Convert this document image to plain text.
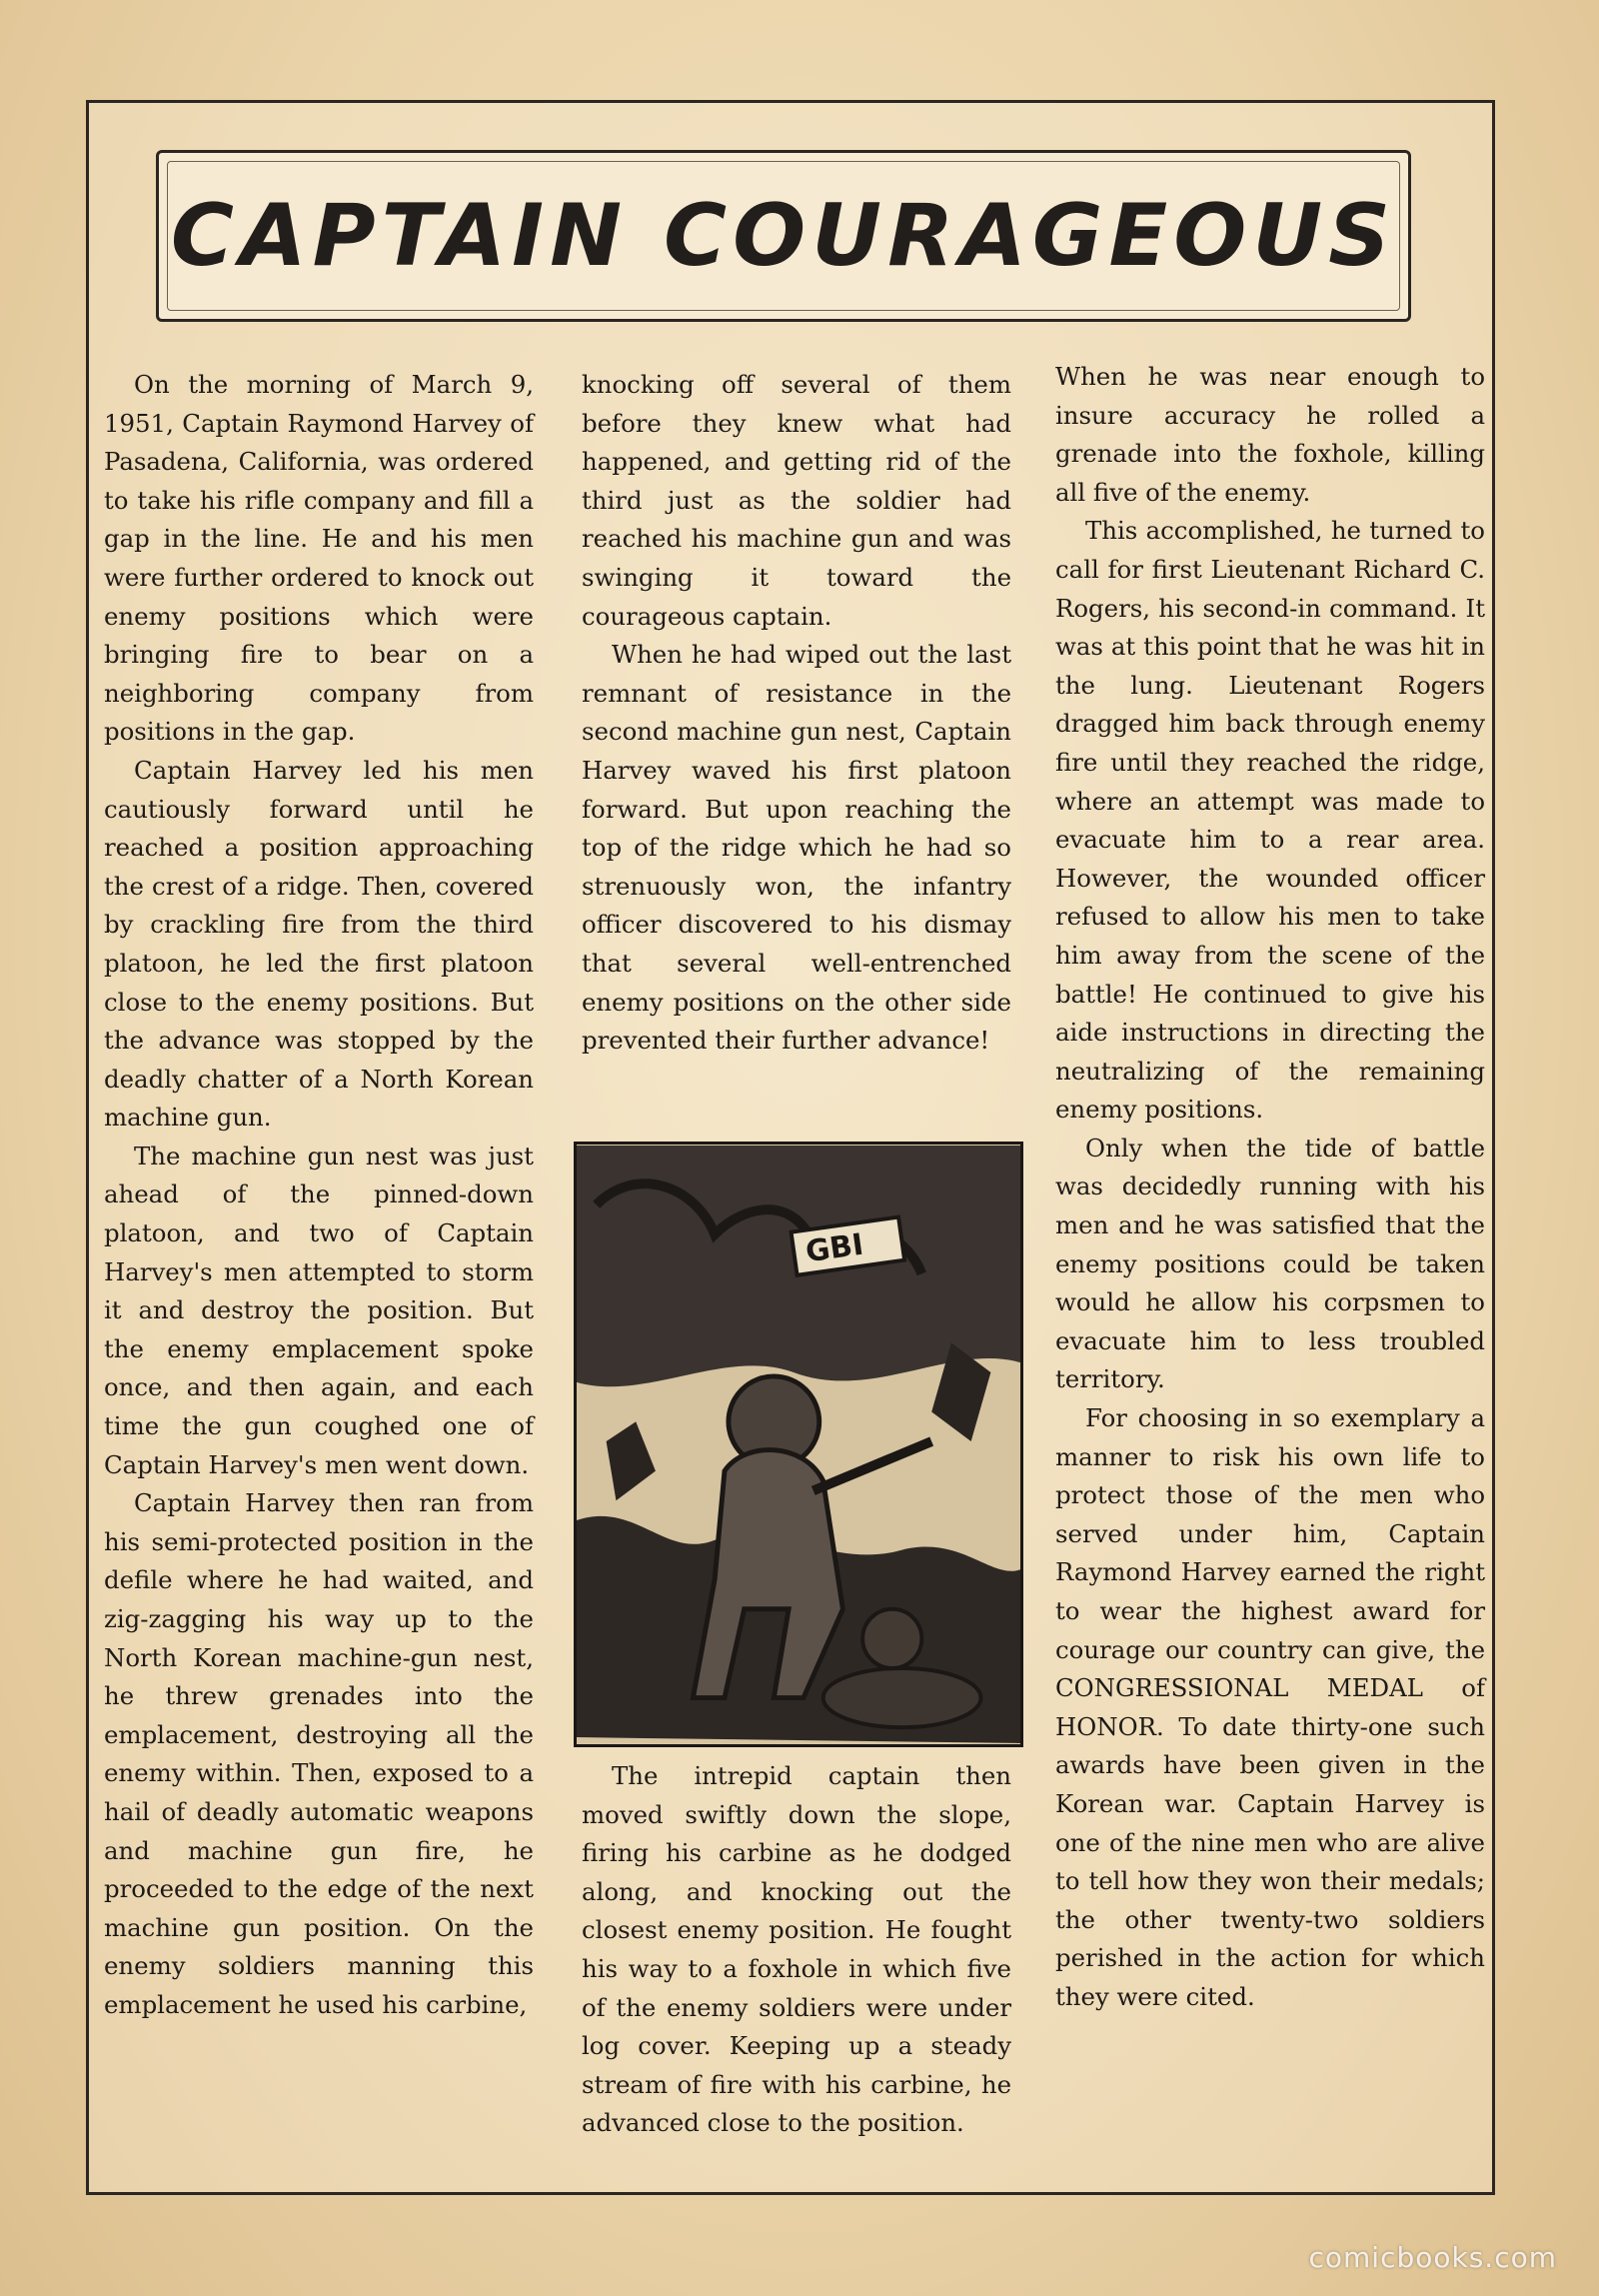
CAPTAIN COURAGEOUS

On the morning of March 9, 1951, Captain Raymond Harvey of Pasadena, California, was ordered to take his rifle company and fill a gap in the line. He and his men were further ordered to knock out enemy positions which were bringing fire to bear on a neighboring company from positions in the gap.

Captain Harvey led his men cautiously forward until he reached a position approaching the crest of a ridge. Then, covered by crackling fire from the third platoon, he led the first platoon close to the enemy positions. But the advance was stopped by the deadly chatter of a North Korean machine gun.

The machine gun nest was just ahead of the pinned-down platoon, and two of Captain Harvey's men attempted to storm it and destroy the position. But the enemy emplacement spoke once, and then again, and each time the gun coughed one of Captain Harvey's men went down.

Captain Harvey then ran from his semi-protected position in the defile where he had waited, and zig-zagging his way up to the North Korean machine-gun nest, he threw grenades into the emplacement, destroying all the enemy within. Then, exposed to a hail of deadly automatic weapons and machine gun fire, he proceeded to the edge of the next machine gun position. On the enemy soldiers manning this emplacement he used his carbine,

knocking off several of them before they knew what had happened, and getting rid of the third just as the soldier had reached his machine gun and was swinging it toward the courageous captain.

When he had wiped out the last remnant of resistance in the second machine gun nest, Captain Harvey waved his first platoon forward. But upon reaching the top of the ridge which he had so strenuously won, the infantry officer discovered to his dismay that several well-entrenched enemy positions on the other side prevented their further advance!

GBI

The intrepid captain then moved swiftly down the slope, firing his carbine as he dodged along, and knocking out the closest enemy position. He fought his way to a foxhole in which five of the enemy soldiers were under log cover. Keeping up a steady stream of fire with his carbine, he advanced close to the position.

When he was near enough to insure accuracy he rolled a grenade into the foxhole, killing all five of the enemy.

This accomplished, he turned to call for first Lieutenant Richard C. Rogers, his second-in command. It was at this point that he was hit in the lung. Lieutenant Rogers dragged him back through enemy fire until they reached the ridge, where an attempt was made to evacuate him to a rear area. However, the wounded officer refused to allow his men to take him away from the scene of the battle! He continued to give his aide instructions in directing the neutralizing of the remaining enemy positions.

Only when the tide of battle was decidedly running with his men and he was satisfied that the enemy positions could be taken would he allow his corpsmen to evacuate him to less troubled territory.

For choosing in so exemplary a manner to risk his own life to protect those of the men who served under him, Captain Raymond Harvey earned the right to wear the highest award for courage our country can give, the CONGRESSIONAL MEDAL of HONOR. To date thirty-one such awards have been given in the Korean war. Captain Harvey is one of the nine men who are alive to tell how they won their medals; the other twenty-two soldiers perished in the action for which they were cited.

comicbooks.com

_ _ _ _

**Goal**
Copy everything in the records above except the pictures, exactly as written.

**Correct response**
Convert this document image to plain text.
CAPTAIN COURAGEOUS

On the morning of March 9, 1951, Captain Raymond Harvey of Pasadena, California, was ordered to take his rifle company and fill a gap in the line. He and his men were further ordered to knock out enemy positions which were bringing fire to bear on a neighboring company from positions in the gap.

Captain Harvey led his men cautiously forward until he reached a position approaching the crest of a ridge. Then, covered by crackling fire from the third platoon, he led the first platoon close to the enemy positions. But the advance was stopped by the deadly chatter of a North Korean machine gun.

The machine gun nest was just ahead of the pinned-down platoon, and two of Captain Harvey's men attempted to storm it and destroy the position. But the enemy emplacement spoke once, and then again, and each time the gun coughed one of Captain Harvey's men went down.

Captain Harvey then ran from his semi-protected position in the defile where he had waited, and zig-zagging his way up to the North Korean machine-gun nest, he threw grenades into the emplacement, destroying all the enemy within. Then, exposed to a hail of deadly automatic weapons and machine gun fire, he proceeded to the edge of the next machine gun position. On the enemy soldiers manning this emplacement he used his carbine,

knocking off several of them before they knew what had happened, and getting rid of the third just as the soldier had reached his machine gun and was swinging it toward the courageous captain.

When he had wiped out the last remnant of resistance in the second machine gun nest, Captain Harvey waved his first platoon forward. But upon reaching the top of the ridge which he had so strenuously won, the infantry officer discovered to his dismay that several well-entrenched enemy positions on the other side prevented their further advance!

GBI

The intrepid captain then moved swiftly down the slope, firing his carbine as he dodged along, and knocking out the closest enemy position. He fought his way to a foxhole in which five of the enemy soldiers were under log cover. Keeping up a steady stream of fire with his carbine, he advanced close to the position.

When he was near enough to insure accuracy he rolled a grenade into the foxhole, killing all five of the enemy.

This accomplished, he turned to call for first Lieutenant Richard C. Rogers, his second-in command. It was at this point that he was hit in the lung. Lieutenant Rogers dragged him back through enemy fire until they reached the ridge, where an attempt was made to evacuate him to a rear area. However, the wounded officer refused to allow his men to take him away from the scene of the battle! He continued to give his aide instructions in directing the neutralizing of the remaining enemy positions.

Only when the tide of battle was decidedly running with his men and he was satisfied that the enemy positions could be taken would he allow his corpsmen to evacuate him to less troubled territory.

For choosing in so exemplary a manner to risk his own life to protect those of the men who served under him, Captain Raymond Harvey earned the right to wear the highest award for courage our country can give, the CONGRESSIONAL MEDAL of HONOR. To date thirty-one such awards have been given in the Korean war. Captain Harvey is one of the nine men who are alive to tell how they won their medals; the other twenty-two soldiers perished in the action for which they were cited.

comicbooks.com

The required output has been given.